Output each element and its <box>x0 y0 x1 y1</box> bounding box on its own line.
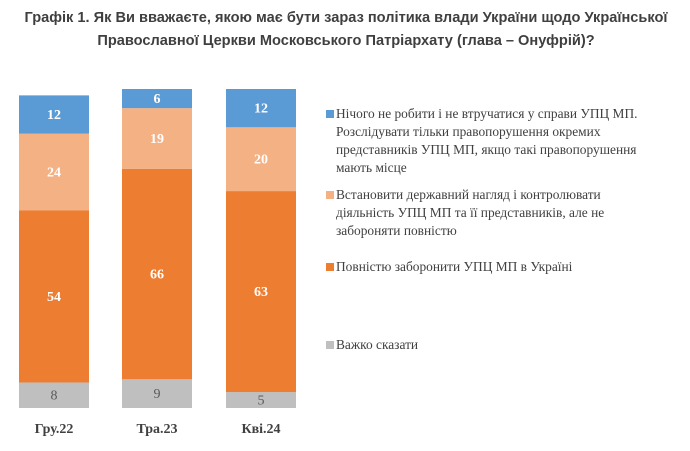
bar-segment <box>226 191 296 393</box>
bar-segment <box>19 382 89 408</box>
bar-segment <box>19 133 89 211</box>
data-label: 12 <box>254 102 268 117</box>
legend-label: Встановити державний нагляд і контролюва… <box>336 187 605 238</box>
bar-segment <box>122 379 192 408</box>
bar-segment <box>226 127 296 192</box>
data-label: 24 <box>47 165 61 180</box>
legend-label: Нічого не робити і не втручатися у справ… <box>336 106 638 175</box>
data-label: 20 <box>254 153 268 168</box>
bar-segment <box>19 95 89 134</box>
bar-segment <box>226 392 296 408</box>
legend-swatch-light-orange <box>326 191 334 199</box>
bar-segment <box>226 89 296 128</box>
legend-item-hard-to-say: Важко сказати <box>326 336 656 354</box>
data-label: 6 <box>154 92 161 107</box>
legend-swatch-blue <box>326 110 334 118</box>
bar-segment <box>122 108 192 169</box>
data-label: 8 <box>51 389 58 404</box>
legend-label: Важко сказати <box>336 337 419 352</box>
legend-item-do-nothing: Нічого не робити і не втручатися у справ… <box>326 105 656 177</box>
chart-title: Графік 1. Як Ви вважаєте, якою має бути … <box>24 10 668 49</box>
data-label: 19 <box>150 132 164 147</box>
data-label: 63 <box>254 285 268 300</box>
data-label: 54 <box>47 290 61 305</box>
legend-item-ban: Повністю заборонити УПЦ МП в Україні <box>326 258 656 276</box>
legend-swatch-orange <box>326 263 334 271</box>
data-label: 12 <box>47 108 61 123</box>
data-label: 5 <box>258 394 265 409</box>
category-label: Тра.23 <box>136 422 177 437</box>
bar-segment <box>19 210 89 383</box>
data-label: 66 <box>150 268 164 283</box>
legend-item-oversight: Встановити державний нагляд і контролюва… <box>326 186 656 240</box>
bar-segment <box>122 89 192 109</box>
category-label: Кві.24 <box>241 422 280 437</box>
bar-segment <box>122 168 192 380</box>
legend-swatch-gray <box>326 341 334 349</box>
category-label: Гру.22 <box>35 422 74 437</box>
legend-label: Повністю заборонити УПЦ МП в Україні <box>336 259 573 274</box>
data-label: 9 <box>154 387 161 402</box>
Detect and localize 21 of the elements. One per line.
____
Please copy every line above word for word, leaving out the pictures.

> _Reply to the task_
Output each element and its <box>x0 y0 x1 y1</box> bounding box on its own line.
bar-segment <box>226 191 296 393</box>
bar-segment <box>19 382 89 408</box>
bar-segment <box>19 133 89 211</box>
data-label: 12 <box>254 102 268 117</box>
legend-label: Встановити державний нагляд і контролюва… <box>336 187 605 238</box>
bar-segment <box>122 379 192 408</box>
bar-segment <box>226 127 296 192</box>
data-label: 24 <box>47 165 61 180</box>
legend-label: Нічого не робити і не втручатися у справ… <box>336 106 638 175</box>
data-label: 20 <box>254 153 268 168</box>
bar-segment <box>19 95 89 134</box>
bar-segment <box>226 392 296 408</box>
legend-swatch-light-orange <box>326 191 334 199</box>
bar-segment <box>226 89 296 128</box>
legend-item-hard-to-say: Важко сказати <box>326 336 656 354</box>
data-label: 6 <box>154 92 161 107</box>
legend-swatch-blue <box>326 110 334 118</box>
bar-segment <box>122 108 192 169</box>
data-label: 8 <box>51 389 58 404</box>
legend-label: Важко сказати <box>336 337 419 352</box>
legend-item-do-nothing: Нічого не робити і не втручатися у справ… <box>326 105 656 177</box>
chart-title: Графік 1. Як Ви вважаєте, якою має бути … <box>24 10 668 49</box>
data-label: 19 <box>150 132 164 147</box>
data-label: 63 <box>254 285 268 300</box>
data-label: 54 <box>47 290 61 305</box>
legend-item-ban: Повністю заборонити УПЦ МП в Україні <box>326 258 656 276</box>
legend-swatch-orange <box>326 263 334 271</box>
data-label: 12 <box>47 108 61 123</box>
data-label: 5 <box>258 394 265 409</box>
category-label: Тра.23 <box>136 422 177 437</box>
bar-segment <box>19 210 89 383</box>
data-label: 66 <box>150 268 164 283</box>
legend-item-oversight: Встановити державний нагляд і контролюва… <box>326 186 656 240</box>
bar-segment <box>122 89 192 109</box>
category-label: Кві.24 <box>241 422 280 437</box>
bar-segment <box>122 168 192 380</box>
legend-swatch-gray <box>326 341 334 349</box>
category-label: Гру.22 <box>35 422 74 437</box>
legend-label: Повністю заборонити УПЦ МП в Україні <box>336 259 573 274</box>
data-label: 9 <box>154 387 161 402</box>
Detect and localize 21 of the elements. One per line.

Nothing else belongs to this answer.